Seattle Displacement Coalition
5031 University Way NE * Seattle * Washington * 98105 * 206-632-0668 * Jvf4119@zipcon.net
Date: June 19, 2013
Washington State Auditor
302 Sid Snyder Avenue SW
Olympia, Washington 98504-0021
Attn: Request for Investigation by the State Auditor's
From: Seattle Displacement Coalition
5031 University Way NE
Seattle, Wa. 98105
Date: June 12, 2013
Re: Formal request for investigation into King County Tax Assessor Practices that may have led to the loss millions in city, county, and state tax revenues due to that office's failure to adjust tax rates to compensate for tens of millions in property tax exemptions given to developers under the State's Multi-Family Tax Exemption (MFTE) program as authorized under state law (RCW 84.14).

(Element location data)

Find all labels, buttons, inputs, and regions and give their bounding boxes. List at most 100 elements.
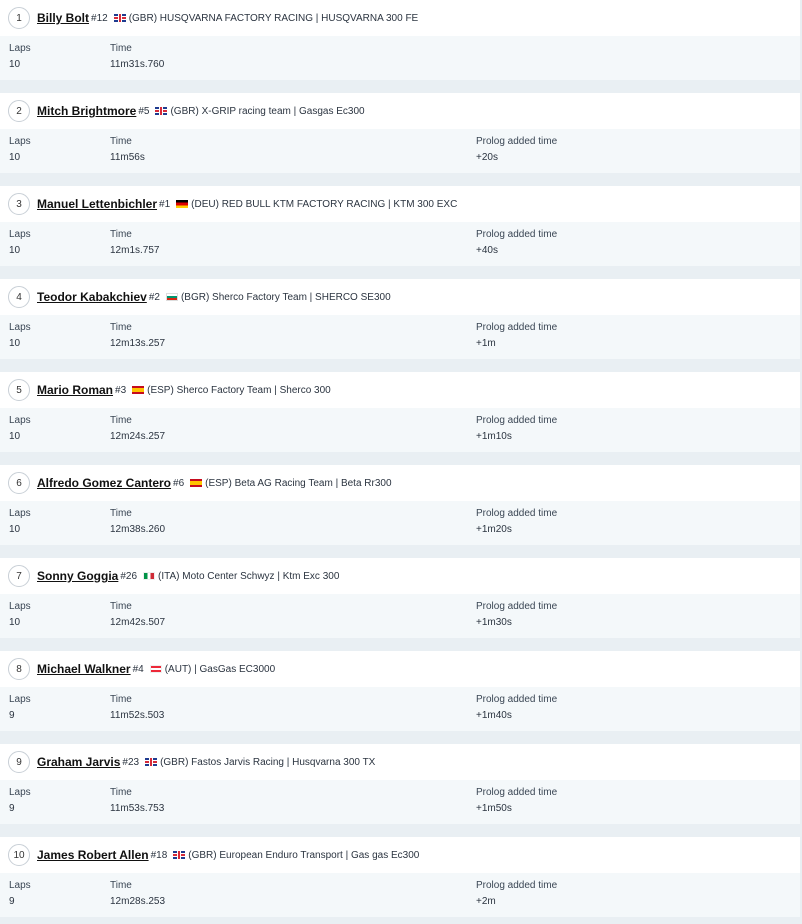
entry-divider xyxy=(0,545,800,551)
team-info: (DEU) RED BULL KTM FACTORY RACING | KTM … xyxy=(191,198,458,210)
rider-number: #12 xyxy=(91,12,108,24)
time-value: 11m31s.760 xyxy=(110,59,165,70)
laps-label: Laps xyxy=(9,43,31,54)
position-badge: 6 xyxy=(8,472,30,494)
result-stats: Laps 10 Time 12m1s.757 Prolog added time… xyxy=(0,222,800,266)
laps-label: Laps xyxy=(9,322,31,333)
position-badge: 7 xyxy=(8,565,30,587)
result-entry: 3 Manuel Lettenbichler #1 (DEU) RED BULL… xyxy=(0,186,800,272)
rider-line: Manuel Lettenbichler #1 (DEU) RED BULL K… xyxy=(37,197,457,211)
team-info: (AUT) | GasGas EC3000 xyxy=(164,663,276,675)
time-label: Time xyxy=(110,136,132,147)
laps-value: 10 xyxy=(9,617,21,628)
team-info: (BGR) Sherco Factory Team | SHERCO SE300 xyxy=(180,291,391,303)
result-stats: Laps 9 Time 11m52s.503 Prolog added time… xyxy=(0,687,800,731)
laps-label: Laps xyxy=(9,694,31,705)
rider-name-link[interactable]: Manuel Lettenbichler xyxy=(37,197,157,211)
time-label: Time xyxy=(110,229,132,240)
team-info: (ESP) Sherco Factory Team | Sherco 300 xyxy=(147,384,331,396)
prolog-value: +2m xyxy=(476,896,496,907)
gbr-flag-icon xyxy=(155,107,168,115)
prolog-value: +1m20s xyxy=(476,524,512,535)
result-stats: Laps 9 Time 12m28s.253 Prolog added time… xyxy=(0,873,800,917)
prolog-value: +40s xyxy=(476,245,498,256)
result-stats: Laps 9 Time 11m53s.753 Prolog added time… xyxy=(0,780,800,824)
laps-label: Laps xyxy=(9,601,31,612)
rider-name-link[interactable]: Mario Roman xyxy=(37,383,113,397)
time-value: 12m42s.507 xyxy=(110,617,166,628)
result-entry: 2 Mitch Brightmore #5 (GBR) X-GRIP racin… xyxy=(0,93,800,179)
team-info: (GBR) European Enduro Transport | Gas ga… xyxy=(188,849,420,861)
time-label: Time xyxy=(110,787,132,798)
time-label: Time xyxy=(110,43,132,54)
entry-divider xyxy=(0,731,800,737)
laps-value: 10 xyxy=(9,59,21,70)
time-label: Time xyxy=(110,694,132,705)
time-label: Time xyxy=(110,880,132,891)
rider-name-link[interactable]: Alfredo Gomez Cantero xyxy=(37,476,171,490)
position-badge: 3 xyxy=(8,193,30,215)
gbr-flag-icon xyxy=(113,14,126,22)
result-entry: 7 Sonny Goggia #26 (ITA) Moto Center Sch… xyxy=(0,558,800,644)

▸ **Tasks to perform**
1. In two sentences, what does the letter to the state auditor say?
2. Could you carry on the letter to the state auditor from its last line?

▸ **Responses per task**
1. The Seattle Displacement Coalition, at 5031 University Way NE in Seattle, addresses a letter to the Washington State Auditor in Olympia. It formally requests an investigation into King County Tax Assessor practices that may have cost the city, county, and state millions in tax revenue because that office failed to adjust tax rates to compensate for tens of millions in property tax exemptions given to developers under the state's Multi-Family Tax Exemption program.

2.
Dear Mr. Kelley and others whom it may concern:
The Seattle Displacement Coalition is a 35 year old housing and homeless advocacy group committed to the preservation and expansion of affordable housing. Our supporters and members include residents, church, and community leaders from across the city. We have a long track record working to secure legislation preserving low income housing and responding to public officials and developers whose actions contribute to the continued loss of low income housing locally and state-wide. See our website at http://www.zipcon.net/~jvf4119/ .
We are writing to request a formal investigation into actions of the King County Tax Assessor's Office for failure to adequately track or adjust tax rates to compensate for tens of millions in property tax exemptions given to developers under the State's Multi-Family Tax Exemption (MFTE) program as authorized under state law (RCW 84.14). As indicated in the attached city memo to the City Council's Chair of their Housing Committee, Nick Licata, (see first attachment), Seattle officials believe as much as two-thirds of the value of MFTE property tax breaks given to developers - revenues that should have gone into City, King County, and State's general fund - simply were not collected at all by the tax assessor.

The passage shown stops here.